→ **WHAT THE TASK ASKS**
Write out exactly the lines running from the one that contains "Transcribe this chart's" through the end of the material.

→ **PROVIDED INFORMATION**
----
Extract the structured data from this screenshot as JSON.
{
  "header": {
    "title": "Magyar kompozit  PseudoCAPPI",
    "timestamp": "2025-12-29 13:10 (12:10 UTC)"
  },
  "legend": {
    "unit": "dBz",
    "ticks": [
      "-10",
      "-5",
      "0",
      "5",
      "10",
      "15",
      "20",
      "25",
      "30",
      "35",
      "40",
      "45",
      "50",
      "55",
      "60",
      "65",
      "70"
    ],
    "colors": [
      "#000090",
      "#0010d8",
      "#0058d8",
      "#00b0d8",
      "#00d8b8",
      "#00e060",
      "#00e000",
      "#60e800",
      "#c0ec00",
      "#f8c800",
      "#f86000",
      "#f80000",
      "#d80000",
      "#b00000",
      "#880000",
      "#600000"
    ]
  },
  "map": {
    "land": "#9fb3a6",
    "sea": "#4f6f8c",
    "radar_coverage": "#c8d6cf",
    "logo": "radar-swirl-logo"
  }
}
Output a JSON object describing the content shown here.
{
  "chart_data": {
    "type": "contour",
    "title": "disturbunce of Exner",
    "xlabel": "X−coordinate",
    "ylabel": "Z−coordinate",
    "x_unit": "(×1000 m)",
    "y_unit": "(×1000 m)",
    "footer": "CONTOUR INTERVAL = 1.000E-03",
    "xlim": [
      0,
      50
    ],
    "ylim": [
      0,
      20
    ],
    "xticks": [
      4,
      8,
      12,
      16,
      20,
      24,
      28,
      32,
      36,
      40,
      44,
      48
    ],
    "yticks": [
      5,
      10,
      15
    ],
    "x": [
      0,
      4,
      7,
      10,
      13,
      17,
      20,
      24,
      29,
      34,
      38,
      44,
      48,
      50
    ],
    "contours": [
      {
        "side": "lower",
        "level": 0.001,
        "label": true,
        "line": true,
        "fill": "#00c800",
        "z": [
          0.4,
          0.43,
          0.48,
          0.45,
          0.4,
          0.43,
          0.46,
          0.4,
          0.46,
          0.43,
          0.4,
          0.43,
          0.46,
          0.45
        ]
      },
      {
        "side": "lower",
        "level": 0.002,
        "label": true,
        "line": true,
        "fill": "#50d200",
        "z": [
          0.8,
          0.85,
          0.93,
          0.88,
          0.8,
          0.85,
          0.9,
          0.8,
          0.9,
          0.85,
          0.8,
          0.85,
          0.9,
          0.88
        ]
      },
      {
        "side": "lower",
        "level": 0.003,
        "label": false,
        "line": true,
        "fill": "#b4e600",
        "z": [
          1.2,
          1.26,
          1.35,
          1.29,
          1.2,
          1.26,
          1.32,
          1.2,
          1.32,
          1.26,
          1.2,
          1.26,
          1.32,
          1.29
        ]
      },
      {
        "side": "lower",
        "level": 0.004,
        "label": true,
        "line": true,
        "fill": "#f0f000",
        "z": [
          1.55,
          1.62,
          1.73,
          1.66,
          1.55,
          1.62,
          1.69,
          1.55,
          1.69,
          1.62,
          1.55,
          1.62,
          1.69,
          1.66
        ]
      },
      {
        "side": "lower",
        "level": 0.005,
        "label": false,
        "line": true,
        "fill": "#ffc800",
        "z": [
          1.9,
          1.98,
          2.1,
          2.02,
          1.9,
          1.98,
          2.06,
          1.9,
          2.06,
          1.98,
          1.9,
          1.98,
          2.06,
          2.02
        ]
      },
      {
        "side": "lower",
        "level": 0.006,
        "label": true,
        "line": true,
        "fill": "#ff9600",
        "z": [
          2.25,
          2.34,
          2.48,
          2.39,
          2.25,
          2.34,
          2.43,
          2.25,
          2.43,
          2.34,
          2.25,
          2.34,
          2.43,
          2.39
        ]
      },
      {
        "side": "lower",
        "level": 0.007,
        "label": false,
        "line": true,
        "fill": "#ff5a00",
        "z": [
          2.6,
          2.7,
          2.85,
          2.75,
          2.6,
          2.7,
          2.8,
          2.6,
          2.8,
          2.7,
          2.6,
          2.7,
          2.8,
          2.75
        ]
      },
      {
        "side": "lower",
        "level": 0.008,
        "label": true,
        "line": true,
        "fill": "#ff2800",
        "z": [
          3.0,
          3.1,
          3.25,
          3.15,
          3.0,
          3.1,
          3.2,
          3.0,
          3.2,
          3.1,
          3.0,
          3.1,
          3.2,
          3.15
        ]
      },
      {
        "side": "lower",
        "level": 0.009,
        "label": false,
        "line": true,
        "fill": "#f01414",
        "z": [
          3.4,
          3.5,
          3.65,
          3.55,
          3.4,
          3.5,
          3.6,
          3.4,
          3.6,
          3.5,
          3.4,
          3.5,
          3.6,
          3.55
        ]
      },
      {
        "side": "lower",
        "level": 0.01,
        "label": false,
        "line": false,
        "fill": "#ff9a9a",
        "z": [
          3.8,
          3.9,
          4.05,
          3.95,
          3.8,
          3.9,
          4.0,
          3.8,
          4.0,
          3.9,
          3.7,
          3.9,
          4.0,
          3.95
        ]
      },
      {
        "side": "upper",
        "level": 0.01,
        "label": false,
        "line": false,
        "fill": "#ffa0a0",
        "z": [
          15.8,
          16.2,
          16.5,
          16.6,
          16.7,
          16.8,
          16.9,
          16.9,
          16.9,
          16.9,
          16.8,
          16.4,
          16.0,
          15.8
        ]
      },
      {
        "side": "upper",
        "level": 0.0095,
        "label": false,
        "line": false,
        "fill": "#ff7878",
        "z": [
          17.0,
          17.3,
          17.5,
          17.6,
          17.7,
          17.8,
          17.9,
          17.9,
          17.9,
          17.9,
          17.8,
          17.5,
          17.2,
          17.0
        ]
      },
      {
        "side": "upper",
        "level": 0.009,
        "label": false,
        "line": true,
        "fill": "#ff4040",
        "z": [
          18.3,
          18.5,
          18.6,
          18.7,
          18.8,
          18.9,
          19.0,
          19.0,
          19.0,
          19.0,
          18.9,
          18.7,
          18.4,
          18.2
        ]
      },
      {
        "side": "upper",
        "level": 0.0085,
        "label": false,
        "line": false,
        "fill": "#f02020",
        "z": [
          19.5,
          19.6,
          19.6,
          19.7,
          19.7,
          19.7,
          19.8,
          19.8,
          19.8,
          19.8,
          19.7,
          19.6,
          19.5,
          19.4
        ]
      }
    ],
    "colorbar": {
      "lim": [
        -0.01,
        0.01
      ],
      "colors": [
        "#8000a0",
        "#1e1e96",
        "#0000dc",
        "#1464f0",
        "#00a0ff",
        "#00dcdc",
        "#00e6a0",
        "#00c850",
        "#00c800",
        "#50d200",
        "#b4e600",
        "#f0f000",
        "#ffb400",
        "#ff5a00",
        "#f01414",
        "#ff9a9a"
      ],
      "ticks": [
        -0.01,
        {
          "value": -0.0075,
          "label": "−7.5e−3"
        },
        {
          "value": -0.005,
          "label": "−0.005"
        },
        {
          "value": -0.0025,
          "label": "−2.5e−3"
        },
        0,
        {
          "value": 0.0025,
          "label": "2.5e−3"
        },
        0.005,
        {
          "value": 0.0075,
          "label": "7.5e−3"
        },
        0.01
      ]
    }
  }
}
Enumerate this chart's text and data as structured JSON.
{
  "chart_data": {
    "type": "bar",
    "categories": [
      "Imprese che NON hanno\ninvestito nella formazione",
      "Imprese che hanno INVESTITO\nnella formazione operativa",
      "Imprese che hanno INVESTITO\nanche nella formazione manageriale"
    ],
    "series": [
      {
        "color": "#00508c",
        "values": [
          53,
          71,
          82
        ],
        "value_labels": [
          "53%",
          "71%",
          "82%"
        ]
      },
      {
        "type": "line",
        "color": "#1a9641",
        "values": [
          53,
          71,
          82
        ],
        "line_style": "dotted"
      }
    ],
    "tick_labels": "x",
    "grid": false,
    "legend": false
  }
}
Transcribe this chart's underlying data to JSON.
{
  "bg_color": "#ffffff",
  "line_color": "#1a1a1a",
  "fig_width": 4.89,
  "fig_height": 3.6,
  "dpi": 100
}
----
→ **ANSWER TO THE PROBLEM**
Transcribe this chart's underlying data to JSON.
{
  "bg_color": "#ffffff",
  "line_color": "#1a1a1a",
  "fig_width": 4.89,
  "fig_height": 3.6,
  "dpi": 100
}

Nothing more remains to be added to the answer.